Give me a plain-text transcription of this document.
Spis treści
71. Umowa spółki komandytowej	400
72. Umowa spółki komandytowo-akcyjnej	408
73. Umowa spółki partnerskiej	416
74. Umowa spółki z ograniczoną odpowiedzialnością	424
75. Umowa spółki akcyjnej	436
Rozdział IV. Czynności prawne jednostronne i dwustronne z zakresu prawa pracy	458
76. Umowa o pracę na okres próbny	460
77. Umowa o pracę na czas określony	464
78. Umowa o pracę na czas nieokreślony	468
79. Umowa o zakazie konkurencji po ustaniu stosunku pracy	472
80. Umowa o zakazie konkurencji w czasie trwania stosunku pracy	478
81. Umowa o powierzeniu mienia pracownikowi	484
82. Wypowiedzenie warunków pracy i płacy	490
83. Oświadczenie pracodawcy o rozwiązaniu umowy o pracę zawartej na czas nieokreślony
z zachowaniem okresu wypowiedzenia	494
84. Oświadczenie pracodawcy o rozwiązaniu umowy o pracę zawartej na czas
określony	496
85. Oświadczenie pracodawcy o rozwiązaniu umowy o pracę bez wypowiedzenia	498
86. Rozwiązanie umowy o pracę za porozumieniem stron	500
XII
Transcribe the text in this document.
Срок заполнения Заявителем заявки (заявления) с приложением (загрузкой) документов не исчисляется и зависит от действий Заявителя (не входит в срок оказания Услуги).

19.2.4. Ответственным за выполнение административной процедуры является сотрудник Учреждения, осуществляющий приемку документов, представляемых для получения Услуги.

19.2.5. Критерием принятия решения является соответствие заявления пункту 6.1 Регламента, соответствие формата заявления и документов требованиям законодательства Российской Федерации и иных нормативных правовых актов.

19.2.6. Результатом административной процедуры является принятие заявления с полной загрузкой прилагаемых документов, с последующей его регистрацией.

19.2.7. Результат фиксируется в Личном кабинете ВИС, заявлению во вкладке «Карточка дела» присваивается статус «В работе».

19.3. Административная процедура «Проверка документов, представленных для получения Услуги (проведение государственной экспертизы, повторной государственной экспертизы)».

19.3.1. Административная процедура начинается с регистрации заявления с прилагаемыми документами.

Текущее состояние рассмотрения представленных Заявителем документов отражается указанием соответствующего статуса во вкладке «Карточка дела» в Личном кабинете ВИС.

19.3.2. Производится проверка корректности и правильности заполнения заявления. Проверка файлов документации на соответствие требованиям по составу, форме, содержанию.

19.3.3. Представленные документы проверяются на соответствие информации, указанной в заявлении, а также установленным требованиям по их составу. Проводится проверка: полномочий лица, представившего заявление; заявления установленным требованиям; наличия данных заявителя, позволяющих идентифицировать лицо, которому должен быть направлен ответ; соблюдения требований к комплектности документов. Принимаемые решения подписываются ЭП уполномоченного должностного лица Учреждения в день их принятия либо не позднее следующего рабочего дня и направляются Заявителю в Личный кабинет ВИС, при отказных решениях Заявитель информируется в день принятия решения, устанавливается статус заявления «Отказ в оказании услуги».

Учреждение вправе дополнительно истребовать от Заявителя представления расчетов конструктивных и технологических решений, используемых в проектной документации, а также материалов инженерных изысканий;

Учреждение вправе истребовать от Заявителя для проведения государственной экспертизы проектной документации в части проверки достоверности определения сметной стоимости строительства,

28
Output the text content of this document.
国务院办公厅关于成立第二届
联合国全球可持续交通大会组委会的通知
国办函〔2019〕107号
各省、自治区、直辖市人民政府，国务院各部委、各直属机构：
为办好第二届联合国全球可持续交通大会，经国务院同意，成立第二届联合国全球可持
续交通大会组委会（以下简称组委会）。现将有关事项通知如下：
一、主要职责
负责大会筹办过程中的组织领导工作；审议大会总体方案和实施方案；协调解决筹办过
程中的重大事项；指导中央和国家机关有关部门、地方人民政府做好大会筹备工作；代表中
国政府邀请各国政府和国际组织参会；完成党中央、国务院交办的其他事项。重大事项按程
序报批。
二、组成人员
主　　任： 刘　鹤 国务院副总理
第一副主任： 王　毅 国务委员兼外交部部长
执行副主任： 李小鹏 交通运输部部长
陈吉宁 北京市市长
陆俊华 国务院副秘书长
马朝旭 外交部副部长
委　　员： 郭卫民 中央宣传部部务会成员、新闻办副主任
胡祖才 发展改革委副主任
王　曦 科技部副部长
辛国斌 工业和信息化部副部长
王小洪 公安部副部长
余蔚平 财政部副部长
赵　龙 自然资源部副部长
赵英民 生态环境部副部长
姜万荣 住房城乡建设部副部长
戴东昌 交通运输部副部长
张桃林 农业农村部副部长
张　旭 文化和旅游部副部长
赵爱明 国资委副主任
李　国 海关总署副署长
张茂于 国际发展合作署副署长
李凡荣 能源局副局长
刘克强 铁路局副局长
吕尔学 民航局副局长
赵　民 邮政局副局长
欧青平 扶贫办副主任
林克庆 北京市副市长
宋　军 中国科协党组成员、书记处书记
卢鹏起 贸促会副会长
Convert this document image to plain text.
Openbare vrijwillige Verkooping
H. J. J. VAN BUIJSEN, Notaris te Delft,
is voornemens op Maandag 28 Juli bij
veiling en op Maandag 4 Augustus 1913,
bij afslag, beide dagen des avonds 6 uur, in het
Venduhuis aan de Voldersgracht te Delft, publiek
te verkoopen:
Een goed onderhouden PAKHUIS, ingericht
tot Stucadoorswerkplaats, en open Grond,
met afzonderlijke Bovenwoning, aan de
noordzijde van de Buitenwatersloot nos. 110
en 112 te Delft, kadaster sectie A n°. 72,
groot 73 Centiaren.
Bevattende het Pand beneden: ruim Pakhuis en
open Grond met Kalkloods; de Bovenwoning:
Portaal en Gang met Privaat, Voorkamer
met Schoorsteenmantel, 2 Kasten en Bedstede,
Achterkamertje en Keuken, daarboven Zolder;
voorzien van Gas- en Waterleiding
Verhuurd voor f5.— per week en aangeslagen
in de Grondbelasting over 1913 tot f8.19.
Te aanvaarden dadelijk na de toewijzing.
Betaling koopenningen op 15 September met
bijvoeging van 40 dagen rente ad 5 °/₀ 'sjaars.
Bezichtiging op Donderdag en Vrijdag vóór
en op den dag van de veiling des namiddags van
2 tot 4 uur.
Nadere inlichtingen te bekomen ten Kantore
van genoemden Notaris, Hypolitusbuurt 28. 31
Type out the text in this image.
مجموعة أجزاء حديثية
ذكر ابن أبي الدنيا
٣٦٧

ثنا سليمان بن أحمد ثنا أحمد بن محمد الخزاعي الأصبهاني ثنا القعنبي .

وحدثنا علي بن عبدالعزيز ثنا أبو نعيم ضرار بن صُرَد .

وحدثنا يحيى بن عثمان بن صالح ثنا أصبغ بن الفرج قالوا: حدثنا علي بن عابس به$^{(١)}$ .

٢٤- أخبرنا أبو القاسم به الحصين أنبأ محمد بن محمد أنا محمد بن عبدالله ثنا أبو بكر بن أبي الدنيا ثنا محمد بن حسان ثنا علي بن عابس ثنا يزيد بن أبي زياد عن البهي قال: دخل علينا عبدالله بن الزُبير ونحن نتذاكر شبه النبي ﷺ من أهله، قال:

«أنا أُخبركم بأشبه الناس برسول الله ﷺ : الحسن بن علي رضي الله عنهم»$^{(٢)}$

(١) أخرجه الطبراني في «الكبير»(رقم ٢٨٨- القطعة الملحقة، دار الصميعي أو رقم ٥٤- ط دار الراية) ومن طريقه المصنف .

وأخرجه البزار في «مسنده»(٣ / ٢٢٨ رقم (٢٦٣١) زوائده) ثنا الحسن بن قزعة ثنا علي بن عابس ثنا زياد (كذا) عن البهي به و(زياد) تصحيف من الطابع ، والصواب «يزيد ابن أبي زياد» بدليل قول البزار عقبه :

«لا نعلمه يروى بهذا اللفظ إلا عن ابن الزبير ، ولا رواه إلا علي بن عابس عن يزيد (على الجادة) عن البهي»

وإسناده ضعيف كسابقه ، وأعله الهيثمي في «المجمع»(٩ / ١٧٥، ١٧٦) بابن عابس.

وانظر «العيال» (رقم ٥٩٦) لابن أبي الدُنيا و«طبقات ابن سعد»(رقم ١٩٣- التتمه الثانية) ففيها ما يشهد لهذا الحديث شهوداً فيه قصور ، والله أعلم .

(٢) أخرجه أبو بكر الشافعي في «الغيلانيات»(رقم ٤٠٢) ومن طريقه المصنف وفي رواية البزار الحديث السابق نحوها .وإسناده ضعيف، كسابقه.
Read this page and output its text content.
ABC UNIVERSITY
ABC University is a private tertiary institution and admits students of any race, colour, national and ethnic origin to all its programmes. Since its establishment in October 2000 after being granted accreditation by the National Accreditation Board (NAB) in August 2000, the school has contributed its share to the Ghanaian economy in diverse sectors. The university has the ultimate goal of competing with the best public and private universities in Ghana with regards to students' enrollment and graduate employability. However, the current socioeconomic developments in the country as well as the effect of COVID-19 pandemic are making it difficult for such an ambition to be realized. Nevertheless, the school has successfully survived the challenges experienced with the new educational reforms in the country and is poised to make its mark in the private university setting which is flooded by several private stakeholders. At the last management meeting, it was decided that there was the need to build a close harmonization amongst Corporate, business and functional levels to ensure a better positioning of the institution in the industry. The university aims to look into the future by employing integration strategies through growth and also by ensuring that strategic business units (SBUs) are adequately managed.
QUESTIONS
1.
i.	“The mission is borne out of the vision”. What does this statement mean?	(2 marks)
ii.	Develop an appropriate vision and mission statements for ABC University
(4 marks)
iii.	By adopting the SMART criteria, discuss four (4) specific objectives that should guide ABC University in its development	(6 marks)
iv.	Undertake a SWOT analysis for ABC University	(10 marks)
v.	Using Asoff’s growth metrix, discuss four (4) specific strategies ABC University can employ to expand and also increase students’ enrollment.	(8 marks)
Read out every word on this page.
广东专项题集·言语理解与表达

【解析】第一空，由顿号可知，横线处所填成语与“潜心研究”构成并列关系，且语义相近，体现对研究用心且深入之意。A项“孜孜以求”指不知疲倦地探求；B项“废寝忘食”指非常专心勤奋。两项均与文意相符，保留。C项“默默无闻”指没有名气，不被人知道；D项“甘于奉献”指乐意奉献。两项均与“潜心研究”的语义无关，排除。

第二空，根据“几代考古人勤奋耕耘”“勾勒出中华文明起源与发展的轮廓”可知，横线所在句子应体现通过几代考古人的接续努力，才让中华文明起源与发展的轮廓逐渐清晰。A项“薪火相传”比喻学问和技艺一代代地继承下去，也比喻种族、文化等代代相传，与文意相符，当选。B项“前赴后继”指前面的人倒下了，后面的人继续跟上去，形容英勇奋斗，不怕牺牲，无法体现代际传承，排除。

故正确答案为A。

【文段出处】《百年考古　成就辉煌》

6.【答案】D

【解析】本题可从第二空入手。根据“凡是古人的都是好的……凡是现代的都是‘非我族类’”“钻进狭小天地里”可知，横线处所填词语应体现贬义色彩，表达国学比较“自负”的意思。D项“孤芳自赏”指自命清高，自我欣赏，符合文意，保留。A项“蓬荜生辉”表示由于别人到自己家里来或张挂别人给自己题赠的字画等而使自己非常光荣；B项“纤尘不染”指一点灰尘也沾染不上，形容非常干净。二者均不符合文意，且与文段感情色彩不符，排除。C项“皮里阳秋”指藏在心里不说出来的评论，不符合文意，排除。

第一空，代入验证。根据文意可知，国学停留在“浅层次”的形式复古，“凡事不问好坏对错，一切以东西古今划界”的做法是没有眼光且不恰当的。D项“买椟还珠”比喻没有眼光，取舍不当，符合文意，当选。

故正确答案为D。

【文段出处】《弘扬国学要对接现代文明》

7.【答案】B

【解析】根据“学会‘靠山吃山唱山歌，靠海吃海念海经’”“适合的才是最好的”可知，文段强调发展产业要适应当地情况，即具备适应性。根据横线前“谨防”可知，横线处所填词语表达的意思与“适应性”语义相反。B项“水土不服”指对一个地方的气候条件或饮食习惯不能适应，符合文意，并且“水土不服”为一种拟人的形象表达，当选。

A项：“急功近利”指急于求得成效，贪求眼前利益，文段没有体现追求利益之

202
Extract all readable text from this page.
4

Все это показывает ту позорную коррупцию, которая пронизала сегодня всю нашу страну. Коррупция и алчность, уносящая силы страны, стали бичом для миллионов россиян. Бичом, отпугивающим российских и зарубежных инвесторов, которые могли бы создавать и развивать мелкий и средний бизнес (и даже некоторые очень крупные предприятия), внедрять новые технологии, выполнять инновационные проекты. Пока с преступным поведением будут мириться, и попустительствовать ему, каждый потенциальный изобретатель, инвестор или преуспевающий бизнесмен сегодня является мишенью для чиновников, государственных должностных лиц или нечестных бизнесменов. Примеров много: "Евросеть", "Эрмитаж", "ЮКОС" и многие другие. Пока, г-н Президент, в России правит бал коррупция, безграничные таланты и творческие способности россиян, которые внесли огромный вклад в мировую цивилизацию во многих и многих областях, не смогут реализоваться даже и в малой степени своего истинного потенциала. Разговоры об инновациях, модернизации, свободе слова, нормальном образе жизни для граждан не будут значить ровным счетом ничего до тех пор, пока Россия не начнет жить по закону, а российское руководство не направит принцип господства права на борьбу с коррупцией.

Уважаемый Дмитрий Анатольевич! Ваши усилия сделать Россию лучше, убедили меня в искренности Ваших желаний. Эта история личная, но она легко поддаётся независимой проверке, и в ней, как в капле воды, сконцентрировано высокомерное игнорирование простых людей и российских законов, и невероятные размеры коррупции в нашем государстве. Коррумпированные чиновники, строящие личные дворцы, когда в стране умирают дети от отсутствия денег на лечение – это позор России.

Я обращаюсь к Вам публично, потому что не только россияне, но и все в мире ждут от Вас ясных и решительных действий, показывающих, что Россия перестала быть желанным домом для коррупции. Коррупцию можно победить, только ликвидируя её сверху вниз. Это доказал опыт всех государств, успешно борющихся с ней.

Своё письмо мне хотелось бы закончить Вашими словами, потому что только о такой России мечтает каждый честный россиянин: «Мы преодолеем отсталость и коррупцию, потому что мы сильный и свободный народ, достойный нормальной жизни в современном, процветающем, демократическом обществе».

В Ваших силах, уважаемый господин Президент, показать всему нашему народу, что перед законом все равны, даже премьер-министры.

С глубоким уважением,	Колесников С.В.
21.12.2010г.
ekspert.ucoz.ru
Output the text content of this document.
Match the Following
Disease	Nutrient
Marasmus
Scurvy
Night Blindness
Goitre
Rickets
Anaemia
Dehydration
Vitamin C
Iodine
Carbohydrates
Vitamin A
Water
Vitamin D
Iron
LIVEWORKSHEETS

☆ ☆ ☆ ☆ ☆ ☆ ☆

WHAT TO PRODUCE: Copy out each line of the data containing the string "соответствие".

CORRECT RESPONSE:
19.2.5. Критерием принятия решения является соответствие заявления пункту 6.1 Регламента, соответствие формата заявления и документов требованиям законодательства Российской Федерации и иных нормативных правовых актов.
19.3.2. Производится проверка корректности и правильности заполнения заявления. Проверка файлов документации на соответствие требованиям по составу, форме, содержанию.
19.3.3. Представленные документы проверяются на соответствие информации, указанной в заявлении, а также установленным требованиям по их составу. Проводится проверка: полномочий лица, представившего заявление; заявления установленным требованиям; наличия данных заявителя, позволяющих идентифицировать лицо, которому должен быть направлен ответ; соблюдения требований к комплектности документов. Принимаемые решения подписываются ЭП уполномоченного должностного лица Учреждения в день их принятия либо не позднее следующего рабочего дня и направляются Заявителю в Личный кабинет ВИС, при отказных решениях Заявитель информируется в день принятия решения, устанавливается статус заявления «Отказ в оказании услуги».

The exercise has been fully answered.